§ **Text block**:
I am struggling with the following piece of code:
type DB = Map[Int, Seq[String]]
var grades: DB = Map.empty
def add(name: String, grade: Int) = {
var names: Seq[String] = Seq(name)
if(grades isDefinedAt grade) {
names = names ++ grades(grade)
}
grades += (grade -> names)
}
When I call the "add" method, as follow:
add(2, "Mike")
add(2, "Michelle")
add(2, "John")
I would expect grades
to be (2, Seq(Mike, Michelle, John))
but, instead, it contains only the last addition (2, John)
.
How can I solve that?
Thanks!!!
If you want to do the same in more Scala way (no side effects, pure functional), take a look to this:
type DB = Map[Int, Seq[String]]
def add(db: DB, name: String, grade: Int): DB = {
db.get(grade) match {
case Some(seq) => // key exists, let's update the value
val newSeq = seq :+ name // create new sequence
db.updated(grade, newSeq)
case None => // key does not exist, let's add new key
db + (grade -> Seq(name))
}
}
val db: DB = Map.empty
val db1 = add(db, name = "A", grade = 1)
println(s"db1: $db1")
val db2 = add(db1, name = "B", grade = 1)
println(s"db2: $db2")
val db3 = add(db2, name = "C", grade = 2)
println(s"db3: $db3")
Works fine for me. Only thing I'd mention is that add
expects Int, String
, where you're calling it as add(2, "Mike")
(ie Int, String
) - this won't compile. Here's the output of my Scala console (after flipping the order of the input variables when calling your add
method):
scala> type DB = Map[Int, Seq[String]]
defined type alias DB
scala> var grades: DB = Map.empty
grades: DB = Map()

§ **Exercise data**:
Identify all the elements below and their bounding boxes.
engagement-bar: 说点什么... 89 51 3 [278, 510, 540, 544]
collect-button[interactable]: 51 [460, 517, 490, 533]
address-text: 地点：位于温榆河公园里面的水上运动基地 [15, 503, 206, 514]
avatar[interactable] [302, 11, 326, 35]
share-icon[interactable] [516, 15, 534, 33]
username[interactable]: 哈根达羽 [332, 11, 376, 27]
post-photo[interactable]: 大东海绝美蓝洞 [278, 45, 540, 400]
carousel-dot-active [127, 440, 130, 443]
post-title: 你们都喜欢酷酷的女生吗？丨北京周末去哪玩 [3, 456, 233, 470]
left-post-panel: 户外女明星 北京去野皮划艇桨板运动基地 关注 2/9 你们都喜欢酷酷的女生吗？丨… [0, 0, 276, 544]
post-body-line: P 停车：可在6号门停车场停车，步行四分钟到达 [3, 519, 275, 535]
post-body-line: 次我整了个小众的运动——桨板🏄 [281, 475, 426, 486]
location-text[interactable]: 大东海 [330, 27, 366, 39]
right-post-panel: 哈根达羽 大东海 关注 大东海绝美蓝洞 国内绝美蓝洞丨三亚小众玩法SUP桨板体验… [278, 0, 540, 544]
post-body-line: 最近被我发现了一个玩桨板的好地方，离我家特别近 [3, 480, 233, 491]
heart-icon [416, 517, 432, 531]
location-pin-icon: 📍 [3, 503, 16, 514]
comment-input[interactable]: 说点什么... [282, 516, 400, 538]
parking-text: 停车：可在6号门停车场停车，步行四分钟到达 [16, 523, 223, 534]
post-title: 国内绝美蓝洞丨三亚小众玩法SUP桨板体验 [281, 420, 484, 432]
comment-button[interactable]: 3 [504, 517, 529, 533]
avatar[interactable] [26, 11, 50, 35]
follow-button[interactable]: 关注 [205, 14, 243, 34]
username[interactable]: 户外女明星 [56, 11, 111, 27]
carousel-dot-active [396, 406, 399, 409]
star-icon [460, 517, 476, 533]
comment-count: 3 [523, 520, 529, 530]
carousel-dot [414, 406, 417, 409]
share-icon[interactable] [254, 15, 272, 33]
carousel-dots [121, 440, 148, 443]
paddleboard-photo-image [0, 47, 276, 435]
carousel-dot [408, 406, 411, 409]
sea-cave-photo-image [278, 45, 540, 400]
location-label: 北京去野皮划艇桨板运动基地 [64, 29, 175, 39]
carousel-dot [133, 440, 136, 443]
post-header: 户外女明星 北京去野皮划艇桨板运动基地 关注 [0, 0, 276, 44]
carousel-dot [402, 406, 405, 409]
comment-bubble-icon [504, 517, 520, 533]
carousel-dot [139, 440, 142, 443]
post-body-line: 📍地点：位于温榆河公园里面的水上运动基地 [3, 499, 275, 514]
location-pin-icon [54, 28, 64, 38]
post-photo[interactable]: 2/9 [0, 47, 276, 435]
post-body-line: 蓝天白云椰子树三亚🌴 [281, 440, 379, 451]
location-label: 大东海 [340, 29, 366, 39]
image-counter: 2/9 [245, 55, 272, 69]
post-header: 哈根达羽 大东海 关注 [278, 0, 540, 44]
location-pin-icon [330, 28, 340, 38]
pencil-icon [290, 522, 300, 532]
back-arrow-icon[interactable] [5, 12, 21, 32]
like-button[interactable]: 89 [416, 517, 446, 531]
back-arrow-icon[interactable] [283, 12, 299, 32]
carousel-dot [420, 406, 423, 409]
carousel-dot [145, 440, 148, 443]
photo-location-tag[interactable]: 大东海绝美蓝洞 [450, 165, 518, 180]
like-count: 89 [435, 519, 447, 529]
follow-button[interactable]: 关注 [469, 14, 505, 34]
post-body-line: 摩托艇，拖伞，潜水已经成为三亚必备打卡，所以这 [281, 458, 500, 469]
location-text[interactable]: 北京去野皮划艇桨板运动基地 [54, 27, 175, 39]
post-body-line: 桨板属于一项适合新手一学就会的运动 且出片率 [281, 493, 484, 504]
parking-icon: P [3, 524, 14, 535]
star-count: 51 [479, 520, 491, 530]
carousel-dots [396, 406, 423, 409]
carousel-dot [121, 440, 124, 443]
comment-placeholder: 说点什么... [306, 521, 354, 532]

§ **Activities**:
**1)** Using the Scala map question, answer these:
(a) What did the asker expect grades to contain after the three calls to add?
(b) In the functional version, which method builds the new map when the key already exists?
(c) What did the Scala console print after grades was declared as an empty map?
**2)** Return everything in the Scala map question from "if(grades isDefinedAt grade)" down to "Seq(Mike, Michelle, John))", copied exactly.
**3)** Extend the Scala map question from where it stops.

§ **Response list**:
**1)**
(a) (2, Seq(Mike, Michelle, John))
(b) db.updated
(c) grades: DB = Map()

**2)**
if(grades isDefinedAt grade) {
names = names ++ grades(grade)
}
grades += (grade -> names)
}
When I call the "add" method, as follow:
add(2, "Mike")
add(2, "Michelle")
add(2, "John")
I would expect grades
to be (2, Seq(Mike, Michelle, John))

**3)**
scala> def add(name: String, grade: Int) = {
| var names: Seq[String] = Seq(name)
| if(grades isDefinedAt grade) {
| names = names ++ grades(grade)
| }
| grades += (grade -> names)
| }
add: (grade: Int, name: String)Unit
scala>
scala> add("Mike", 2)
scala> add("Michelle", 2)
scala> add("John", 2)
scala> grades
res3: DB = Map(2 -> List(John, Michelle, Mike))
I'm not sure why it didn't work for you. If you had got the first two inputs the wrong way around like I initially thought, ie add(2, "Mike")
etc, you would expect the output to be (2, List(John))
and not just (2, John)
. I think you broke the laws of Scala there.
Just as a "best practice" thing, it would be better to avoid var
where possible. This could be rewritten without mutable variables. There's a good article by alvinalexander which explains the preference for immutable variables. Worth a read.